◆ Entries drawn from a collection:
□ □ □ □ □
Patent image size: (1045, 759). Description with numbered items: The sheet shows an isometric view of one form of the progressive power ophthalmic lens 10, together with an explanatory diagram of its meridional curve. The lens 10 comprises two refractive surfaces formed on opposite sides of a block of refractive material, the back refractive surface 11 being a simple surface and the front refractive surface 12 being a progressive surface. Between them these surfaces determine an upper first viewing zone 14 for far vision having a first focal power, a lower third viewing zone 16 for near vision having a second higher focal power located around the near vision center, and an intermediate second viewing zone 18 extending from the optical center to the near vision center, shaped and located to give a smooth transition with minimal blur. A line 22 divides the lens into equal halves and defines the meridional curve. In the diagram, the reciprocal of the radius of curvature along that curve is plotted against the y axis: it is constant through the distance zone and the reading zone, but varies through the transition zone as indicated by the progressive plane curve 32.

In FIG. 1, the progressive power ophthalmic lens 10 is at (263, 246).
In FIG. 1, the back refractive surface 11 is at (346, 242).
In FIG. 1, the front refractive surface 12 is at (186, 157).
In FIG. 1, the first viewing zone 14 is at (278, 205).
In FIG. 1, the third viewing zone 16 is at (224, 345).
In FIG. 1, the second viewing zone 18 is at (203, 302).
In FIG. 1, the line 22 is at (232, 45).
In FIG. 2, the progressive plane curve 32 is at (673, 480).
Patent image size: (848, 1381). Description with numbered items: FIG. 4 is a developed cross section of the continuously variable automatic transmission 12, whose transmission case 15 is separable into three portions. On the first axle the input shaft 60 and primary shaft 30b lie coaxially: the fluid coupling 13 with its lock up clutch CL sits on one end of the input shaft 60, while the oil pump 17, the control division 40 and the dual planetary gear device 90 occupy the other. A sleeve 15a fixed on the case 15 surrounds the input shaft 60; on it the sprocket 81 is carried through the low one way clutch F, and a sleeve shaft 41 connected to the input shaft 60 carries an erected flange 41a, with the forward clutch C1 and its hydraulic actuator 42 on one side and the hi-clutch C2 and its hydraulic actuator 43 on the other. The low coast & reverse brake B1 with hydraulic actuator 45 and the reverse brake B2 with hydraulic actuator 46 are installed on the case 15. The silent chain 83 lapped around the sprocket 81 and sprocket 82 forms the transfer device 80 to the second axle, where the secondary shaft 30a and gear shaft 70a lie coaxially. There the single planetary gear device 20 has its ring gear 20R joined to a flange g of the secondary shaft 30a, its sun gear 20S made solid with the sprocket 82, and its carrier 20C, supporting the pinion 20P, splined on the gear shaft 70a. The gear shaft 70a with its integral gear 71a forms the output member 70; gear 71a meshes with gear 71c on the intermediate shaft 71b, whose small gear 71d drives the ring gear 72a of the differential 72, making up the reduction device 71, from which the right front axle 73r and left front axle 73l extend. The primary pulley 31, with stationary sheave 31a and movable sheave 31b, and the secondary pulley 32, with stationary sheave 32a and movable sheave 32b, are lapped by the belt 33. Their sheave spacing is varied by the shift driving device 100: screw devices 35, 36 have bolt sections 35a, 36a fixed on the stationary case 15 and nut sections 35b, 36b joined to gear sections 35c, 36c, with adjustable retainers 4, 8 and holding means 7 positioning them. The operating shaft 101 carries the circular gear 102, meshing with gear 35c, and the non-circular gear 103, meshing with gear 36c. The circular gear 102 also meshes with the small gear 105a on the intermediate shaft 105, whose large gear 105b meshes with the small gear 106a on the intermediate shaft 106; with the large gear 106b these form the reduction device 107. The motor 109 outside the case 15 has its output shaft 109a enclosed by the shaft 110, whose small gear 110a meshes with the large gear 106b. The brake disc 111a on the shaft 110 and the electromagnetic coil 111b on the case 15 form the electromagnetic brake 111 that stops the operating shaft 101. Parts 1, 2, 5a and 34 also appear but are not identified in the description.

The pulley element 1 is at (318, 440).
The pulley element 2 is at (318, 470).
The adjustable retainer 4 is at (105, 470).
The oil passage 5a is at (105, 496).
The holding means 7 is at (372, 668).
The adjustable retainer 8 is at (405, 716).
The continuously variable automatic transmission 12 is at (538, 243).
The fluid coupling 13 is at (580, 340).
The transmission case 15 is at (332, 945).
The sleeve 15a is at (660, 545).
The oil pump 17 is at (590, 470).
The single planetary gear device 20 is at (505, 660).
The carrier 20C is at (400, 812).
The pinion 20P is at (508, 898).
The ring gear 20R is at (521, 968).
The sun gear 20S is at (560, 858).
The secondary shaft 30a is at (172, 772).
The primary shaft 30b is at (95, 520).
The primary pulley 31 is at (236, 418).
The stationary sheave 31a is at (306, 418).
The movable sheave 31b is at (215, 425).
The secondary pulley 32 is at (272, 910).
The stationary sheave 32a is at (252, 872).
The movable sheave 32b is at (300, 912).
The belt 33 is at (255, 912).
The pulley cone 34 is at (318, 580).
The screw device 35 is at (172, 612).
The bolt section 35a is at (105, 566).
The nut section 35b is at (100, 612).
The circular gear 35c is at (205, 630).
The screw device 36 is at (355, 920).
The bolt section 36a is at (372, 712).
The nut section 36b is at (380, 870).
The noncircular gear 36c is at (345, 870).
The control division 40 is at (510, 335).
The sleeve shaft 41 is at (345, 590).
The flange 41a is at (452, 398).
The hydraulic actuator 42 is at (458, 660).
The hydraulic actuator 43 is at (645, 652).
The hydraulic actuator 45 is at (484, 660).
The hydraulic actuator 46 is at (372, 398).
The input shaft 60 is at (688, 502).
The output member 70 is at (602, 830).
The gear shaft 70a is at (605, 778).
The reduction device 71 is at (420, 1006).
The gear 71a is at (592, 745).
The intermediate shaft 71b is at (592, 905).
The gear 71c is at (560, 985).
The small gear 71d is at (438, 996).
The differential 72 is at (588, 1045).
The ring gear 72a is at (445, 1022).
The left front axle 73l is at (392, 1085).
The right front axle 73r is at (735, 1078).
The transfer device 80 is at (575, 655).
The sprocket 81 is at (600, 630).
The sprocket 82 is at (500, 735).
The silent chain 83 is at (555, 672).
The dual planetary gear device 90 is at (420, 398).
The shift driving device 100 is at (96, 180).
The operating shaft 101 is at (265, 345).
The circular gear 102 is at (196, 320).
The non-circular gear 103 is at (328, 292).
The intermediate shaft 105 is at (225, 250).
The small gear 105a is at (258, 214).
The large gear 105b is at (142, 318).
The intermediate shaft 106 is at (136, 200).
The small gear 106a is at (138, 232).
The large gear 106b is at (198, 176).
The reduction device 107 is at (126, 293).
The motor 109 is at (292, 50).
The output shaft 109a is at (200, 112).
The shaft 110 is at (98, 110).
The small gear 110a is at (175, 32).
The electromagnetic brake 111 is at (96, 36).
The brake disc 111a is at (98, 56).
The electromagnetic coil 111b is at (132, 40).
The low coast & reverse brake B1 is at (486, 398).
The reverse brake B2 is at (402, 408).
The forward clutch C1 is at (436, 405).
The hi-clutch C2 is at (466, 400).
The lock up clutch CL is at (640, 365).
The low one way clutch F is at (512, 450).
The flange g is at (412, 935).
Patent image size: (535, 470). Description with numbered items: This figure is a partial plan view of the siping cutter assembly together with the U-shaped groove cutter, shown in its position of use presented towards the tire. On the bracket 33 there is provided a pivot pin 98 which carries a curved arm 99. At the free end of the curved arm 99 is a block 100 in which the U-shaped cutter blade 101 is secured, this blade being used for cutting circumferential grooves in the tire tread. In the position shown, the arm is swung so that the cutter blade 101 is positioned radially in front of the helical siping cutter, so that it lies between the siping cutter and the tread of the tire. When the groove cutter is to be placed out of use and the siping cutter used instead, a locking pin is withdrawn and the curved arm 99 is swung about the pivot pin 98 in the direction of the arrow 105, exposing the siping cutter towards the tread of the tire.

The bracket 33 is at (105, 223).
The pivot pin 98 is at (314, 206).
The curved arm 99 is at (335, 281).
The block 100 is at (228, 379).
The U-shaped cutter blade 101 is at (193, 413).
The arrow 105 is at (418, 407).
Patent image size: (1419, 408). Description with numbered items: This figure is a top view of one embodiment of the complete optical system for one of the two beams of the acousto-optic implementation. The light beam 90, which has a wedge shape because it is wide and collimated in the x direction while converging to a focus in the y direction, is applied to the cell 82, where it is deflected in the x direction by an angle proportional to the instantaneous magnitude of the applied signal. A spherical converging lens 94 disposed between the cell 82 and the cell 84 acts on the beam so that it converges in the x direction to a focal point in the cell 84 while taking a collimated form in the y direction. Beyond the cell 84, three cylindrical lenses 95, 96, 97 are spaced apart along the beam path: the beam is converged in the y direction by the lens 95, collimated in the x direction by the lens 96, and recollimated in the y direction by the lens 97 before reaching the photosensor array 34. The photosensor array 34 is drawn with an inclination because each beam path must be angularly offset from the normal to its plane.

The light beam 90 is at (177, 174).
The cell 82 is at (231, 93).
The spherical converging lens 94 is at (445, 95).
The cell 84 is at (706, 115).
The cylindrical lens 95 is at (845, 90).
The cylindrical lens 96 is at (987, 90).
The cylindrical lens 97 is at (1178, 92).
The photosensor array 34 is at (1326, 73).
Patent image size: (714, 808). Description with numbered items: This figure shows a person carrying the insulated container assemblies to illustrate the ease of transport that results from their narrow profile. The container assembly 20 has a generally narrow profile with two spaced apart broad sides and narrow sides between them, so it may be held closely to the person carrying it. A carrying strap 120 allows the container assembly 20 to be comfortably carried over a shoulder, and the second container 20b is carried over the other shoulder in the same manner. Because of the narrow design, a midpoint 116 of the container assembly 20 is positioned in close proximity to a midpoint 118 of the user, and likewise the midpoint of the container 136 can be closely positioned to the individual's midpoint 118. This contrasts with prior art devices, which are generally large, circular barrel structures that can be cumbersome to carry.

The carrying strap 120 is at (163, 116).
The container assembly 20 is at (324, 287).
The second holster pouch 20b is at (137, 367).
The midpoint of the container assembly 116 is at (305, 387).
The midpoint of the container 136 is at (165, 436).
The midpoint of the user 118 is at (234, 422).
□ □ □ □ □
◆ Task objective:
Please lay out the lines from the one containing "Patent image size: (1419, 408)." through the one containing "The spherical converging" as a JSON list of strings, with one string per line and blank lines left out.

◆ Complete answer:
[
  "Patent image size: (1419, 408). Description with numbered items: This figure is a top view of one embodiment of the complete optical system for one of the two beams of the acousto-optic implementation. The light beam 90, which has a wedge shape because it is wide and collimated in the x direction while converging to a focus in the y direction, is applied to the cell 82, where it is deflected in the x direction by an angle proportional to the instantaneous magnitude of the applied signal. A spherical converging lens 94 disposed between the cell 82 and the cell 84 acts on the beam so that it converges in the x direction to a focal point in the cell 84 while taking a collimated form in the y direction. Beyond the cell 84, three cylindrical lenses 95, 96, 97 are spaced apart along the beam path: the beam is converged in the y direction by the lens 95, collimated in the x direction by the lens 96, and recollimated in the y direction by the lens 97 before reaching the photosensor array 34. The photosensor array 34 is drawn with an inclination because each beam path must be angularly offset from the normal to its plane.",
  "The light beam 90 is at (177, 174).",
  "The cell 82 is at (231, 93).",
  "The spherical converging lens 94 is at (445, 95)."
]